課題
下に示すソーシャルメディアとWebサイトに関する文章を、最後の文の後から書き継いでください。

++++ 本文抜粋 ++++

本来ソーシャルメディアとは、コミュニケーションを通して相互の親和性を高め、その結果としてのアクション可能性をアップさせるというところに最大の効力があるものという認識でしたが、実のところなかなかそこまではたどり着きにくく、そのためにもさまざまなノウハウを駆使する必要があったりします。
しかしその全然手前の過程で、実は上記のような効果もかなり見込めるということが明らかと思います。

要は、その人自身は〇〇ということに対して普段まったく意識はしておらず、むしろ忘れているという状態にありますが、日常見ているソーシャルメディアにその〇〇の情報が出てきたことがトリガーとなってそのことについて考えるようになり、もう少し深掘りしたくなったりするという効果です。
これはWebサイトにはできないことですね。そういう意味では、これまでのさまざまな広告物に似ているかもしれません。もっとも最近は、閲覧者の意識も随分と変わってきましたし、ソーシャルメディアという空間の特性もあって、単なる広告的な表現では同様の効果を得ることはなかなか難しいというのも事実とは思いますが。
ただここに、Webサイトではできないことを補完し、Webサイトを有効活用できる鍵があるのは事実と言えるでしょう。

「そんなのソーシャルメディアだけで行けちゃうじゃん」
という声も聞こえてきそうです。確かにそれも一理。実際、Webサイトを設けずに、ソーシャルメディアを駆使してその機能を補完し、なんとかうまくやれてしまう方法はあります。
しかしそれでもWebサイトほどの利便性は確保できないというのが正直なところ。それは、現在あるソーシャルメディアのほとんどが、各コンテンツへの導線をカスタマイズすることについて、限定的な機能しか持っていないということに起因すると言っていいでしょう。
つまり、ソーシャルメディア内に掲載したコンテンツは、広くいろいろな方の目に触れるようにすることは得意でも、ある固定した情報に対し恒常的にアクセスしていただくための導線をキープするということには向いていないというのが現状です。

++++ 素材データ ++++

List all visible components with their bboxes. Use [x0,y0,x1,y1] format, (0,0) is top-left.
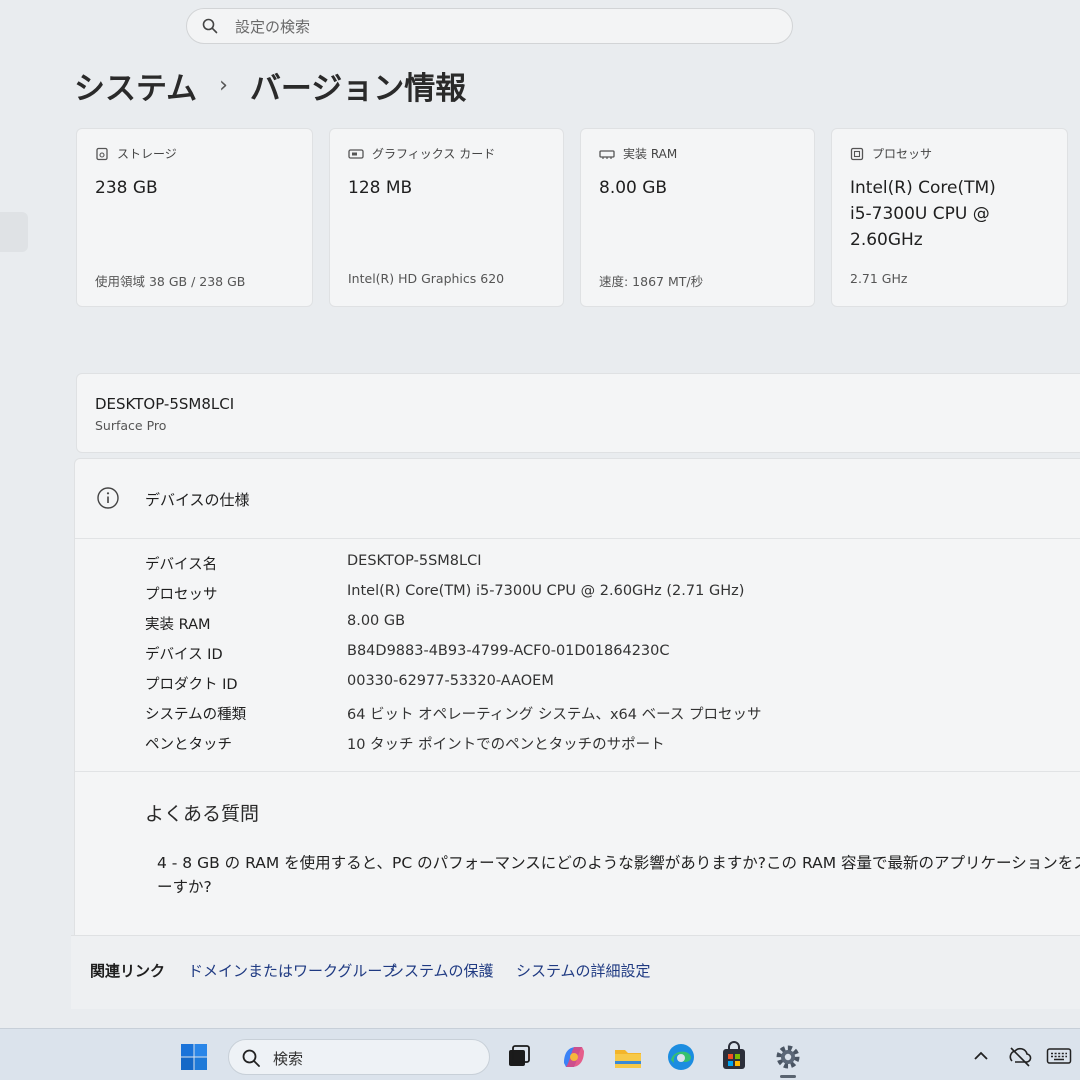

++++

解答
さらに、ソーシャルメディアを見る方々はどんな方たちでしょう。きっと、自分のタイムライン上にある多くの情報を、とにかくスピーディーにザクッと見たいと思っていることの方が圧倒的に多いのではないでしょうか。つまり、ソーシャルメディア上で長文を読むということにはなかなか抵抗がある、ということと思います。だから大量の情報をきちんと伝えることには不向きということですね。

つまりこれがソーシャルメディア側のメディア特性...あれ? ここは逆に、Webサイトが得意な領域だったような?...そのとおり。Webサイトは、ソーシャルメディアが得意な分野が不得意で、逆に、ソーシャルメディアが不得意とする分野が得意という、実に相性のいい組み合わせということになります。
随分と長くなりましたが、ようやくWebサイトの役割の一つが見えてきましたね。
つまり、ソーシャルメディアや広告メディア等で広い間口を作り、その詳細情報をきちんと知って理解していただくための情報の受け皿としての役割をWebサイトが担う。こういう方法が有効そうだなということと思います。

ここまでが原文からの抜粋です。